DESCRIPTION OF THE TASK :: Keep only the rows below that contain the string "servicos", and copy each matching row in full. The match is case-sensitive.

════════════════

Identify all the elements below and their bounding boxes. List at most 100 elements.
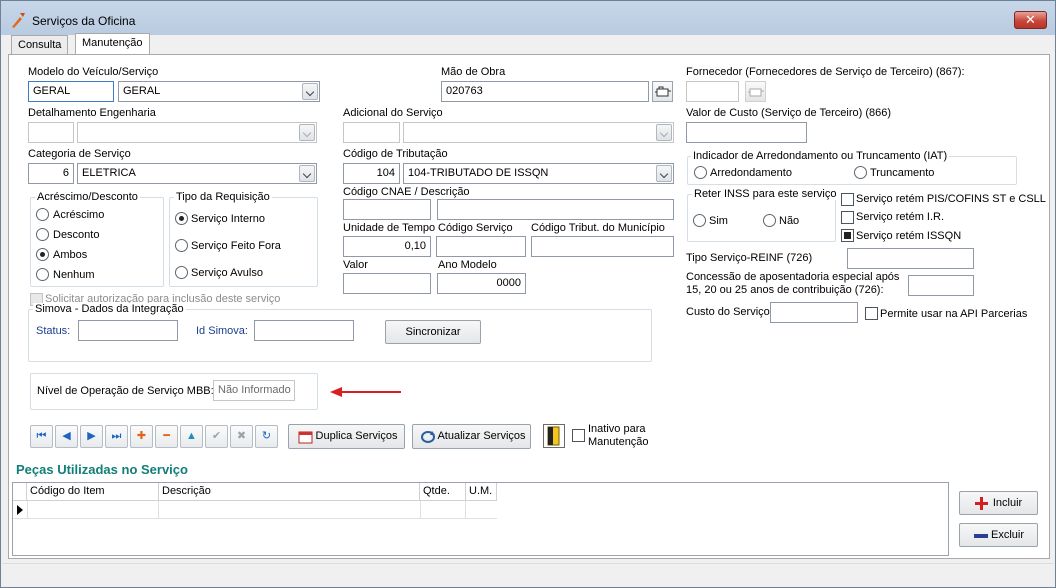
nivel-input: Não Informado [213,380,295,401]
main-window: Serviços da Oficina ✕ Consulta Manutençã… [0,0,1056,588]
chevron-down-icon[interactable] [302,83,318,100]
detalhamento-code-input [28,122,74,143]
codigo-trib-municipio-input[interactable] [531,236,674,257]
custo-servico-label: Custo do Serviço [686,306,770,318]
confirm-button[interactable]: ✔ [205,425,228,448]
add-record-button[interactable]: ✚ [130,425,153,448]
sincronizar-button[interactable]: Sincronizar [385,320,481,344]
radio-desconto[interactable] [36,228,49,241]
radio-servico-avulso[interactable] [175,266,188,279]
modelo-select-value: GERAL [123,85,161,97]
categoria-code-input[interactable]: 6 [28,163,74,184]
grid-header-codigo[interactable]: Código do Item [27,483,159,501]
chevron-down-icon[interactable] [656,165,672,182]
tributacao-select[interactable]: 104-TRIBUTADO DE ISSQN [403,163,674,184]
modelo-select[interactable]: GERAL [118,81,320,102]
first-icon: ⏮ [36,430,47,442]
plus-icon: ✚ [136,430,147,442]
cnae-label: Código CNAE / Descrição [343,186,470,198]
last-record-button[interactable]: ⏭ [105,425,128,448]
grid-header-qtde[interactable]: Qtde. [420,483,466,501]
modelo-code-input[interactable]: GERAL [28,81,114,102]
retem-ir-checkbox[interactable] [841,211,854,224]
edit-record-button[interactable]: ▲ [180,425,203,448]
grid-header-descricao[interactable]: Descrição [159,483,420,501]
valor-custo-label: Valor de Custo (Serviço de Terceiro) (86… [686,107,892,119]
radio-servico-interno-label: Serviço Interno [191,213,265,225]
retem-pis-label: Serviço retém PIS/COFINS ST e CSLL [856,193,1046,205]
refresh-icon: ↻ [261,430,272,442]
table-row[interactable] [13,501,497,519]
tributacao-code-input[interactable]: 104 [343,163,400,184]
radio-inss-sim[interactable] [693,214,706,227]
id-simova-input[interactable] [254,320,354,341]
simova-group-title: Simova - Dados da Integração [33,303,186,315]
exit-door-button[interactable] [543,424,565,448]
codigo-servico-input[interactable] [436,236,526,257]
grid-corner [13,483,27,501]
cnae-descricao-input[interactable] [437,199,674,220]
first-record-button[interactable]: ⏮ [30,425,53,448]
id-simova-label: Id Simova: [196,325,248,337]
mao-obra-lookup-button[interactable] [652,81,673,102]
mao-obra-input[interactable]: 020763 [441,81,649,102]
radio-servico-feito-fora[interactable] [175,239,188,252]
radio-servico-feito-fora-label: Serviço Feito Fora [191,240,281,252]
tipo-reinf-input[interactable] [847,248,974,269]
up-icon: ▲ [186,430,197,442]
ano-modelo-input[interactable]: 0000 [437,273,526,294]
custo-servico-input[interactable] [770,302,858,323]
valor-input[interactable] [343,273,431,294]
radio-nenhum[interactable] [36,268,49,281]
unidade-tempo-input[interactable]: 0,10 [343,236,431,257]
iat-group-title: Indicador de Arredondamento ou Truncamen… [691,150,950,162]
plus-icon [975,497,988,510]
grid-cell[interactable] [420,501,466,519]
radio-truncamento[interactable] [854,166,867,179]
retem-issqn-checkbox[interactable] [841,229,854,242]
radio-ambos-label: Ambos [53,249,88,261]
delete-record-button[interactable]: ━ [155,425,178,448]
retem-pis-checkbox[interactable] [841,193,854,206]
concessao-input[interactable] [908,275,974,296]
radio-acrescimo[interactable] [36,208,49,221]
tipo-reinf-label: Tipo Serviço-REINF (726) [686,252,813,264]
hand-pointer-icon [655,86,671,97]
adicional-code-input [343,122,400,143]
api-parcerias-checkbox[interactable] [865,307,878,320]
categoria-select[interactable]: ELETRICA [77,163,317,184]
excluir-button[interactable]: Excluir [959,523,1038,547]
tab-consulta[interactable]: Consulta [11,35,69,55]
radio-servico-interno[interactable] [175,212,188,225]
door-icon [547,426,560,446]
next-record-button[interactable]: ▶ [80,425,103,448]
status-input[interactable] [78,320,178,341]
close-button[interactable]: ✕ [1014,11,1047,29]
radio-ambos[interactable] [36,248,49,261]
valor-custo-input[interactable] [686,122,807,143]
title-bar: Serviços da Oficina ✕ [1,1,1055,35]
duplica-servicos-button[interactable]: Duplica Serviços [288,424,405,449]
chevron-down-icon[interactable] [299,165,315,182]
grid-header-um[interactable]: U.M. [466,483,497,501]
incluir-button[interactable]: Incluir [959,491,1038,515]
prev-record-button[interactable]: ◀ [55,425,78,448]
refresh-button[interactable]: ↻ [255,425,278,448]
inativo-manutencao-checkbox[interactable] [572,429,585,442]
atualizar-servicos-button[interactable]: Atualizar Serviços [412,424,531,449]
hand-pointer-icon [748,88,764,97]
radio-inss-sim-label: Sim [709,215,728,227]
grid-cell[interactable] [27,501,159,519]
radio-arredondamento[interactable] [694,166,707,179]
cnae-code-input[interactable] [343,199,431,220]
radio-inss-nao[interactable] [763,214,776,227]
detalhamento-select [77,122,317,143]
ano-modelo-label: Ano Modelo [438,259,497,271]
wrench-app-icon [12,13,25,28]
pecas-grid[interactable]: Código do Item Descrição Qtde. U.M. [12,482,949,556]
cancel-button[interactable]: ✖ [230,425,253,448]
adicional-select [403,122,674,143]
tab-manutencao[interactable]: Manutenção [75,33,150,55]
radio-arredondamento-label: Arredondamento [710,167,792,179]
acrescimo-group-title: Acréscimo/Desconto [35,191,140,203]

════════════════

EXPECTED ANSWER ::
duplica-servicos-button[interactable]: Duplica Serviços [288,424,405,449]
atualizar-servicos-button[interactable]: Atualizar Serviços [412,424,531,449]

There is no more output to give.